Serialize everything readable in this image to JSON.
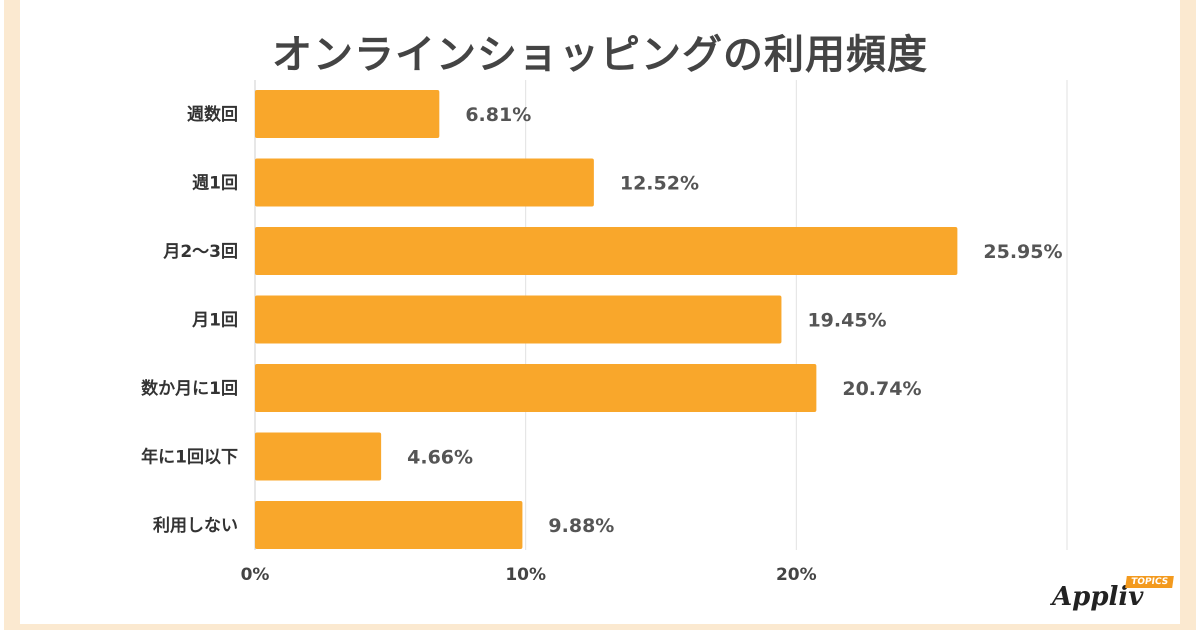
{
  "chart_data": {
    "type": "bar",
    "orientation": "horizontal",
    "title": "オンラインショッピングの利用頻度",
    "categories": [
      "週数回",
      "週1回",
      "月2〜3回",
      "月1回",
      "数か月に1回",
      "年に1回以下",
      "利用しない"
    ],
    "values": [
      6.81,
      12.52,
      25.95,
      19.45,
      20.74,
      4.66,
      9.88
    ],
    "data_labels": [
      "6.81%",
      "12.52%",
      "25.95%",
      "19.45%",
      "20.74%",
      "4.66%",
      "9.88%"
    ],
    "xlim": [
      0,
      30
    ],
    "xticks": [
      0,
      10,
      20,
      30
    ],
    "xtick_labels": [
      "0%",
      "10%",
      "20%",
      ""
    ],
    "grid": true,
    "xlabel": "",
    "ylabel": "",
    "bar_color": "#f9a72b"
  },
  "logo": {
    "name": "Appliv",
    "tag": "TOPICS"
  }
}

********

YOUR OBJECTIVE: Write out the listing above again, exactly, but with no pictures in the copy.

FULL SOLUTION:
Serialize everything readable in this image to JSON.
{
  "chart_data": {
    "type": "bar",
    "orientation": "horizontal",
    "title": "オンラインショッピングの利用頻度",
    "categories": [
      "週数回",
      "週1回",
      "月2〜3回",
      "月1回",
      "数か月に1回",
      "年に1回以下",
      "利用しない"
    ],
    "values": [
      6.81,
      12.52,
      25.95,
      19.45,
      20.74,
      4.66,
      9.88
    ],
    "data_labels": [
      "6.81%",
      "12.52%",
      "25.95%",
      "19.45%",
      "20.74%",
      "4.66%",
      "9.88%"
    ],
    "xlim": [
      0,
      30
    ],
    "xticks": [
      0,
      10,
      20,
      30
    ],
    "xtick_labels": [
      "0%",
      "10%",
      "20%",
      ""
    ],
    "grid": true,
    "xlabel": "",
    "ylabel": "",
    "bar_color": "#f9a72b"
  },
  "logo": {
    "name": "Appliv",
    "tag": "TOPICS"
  }
}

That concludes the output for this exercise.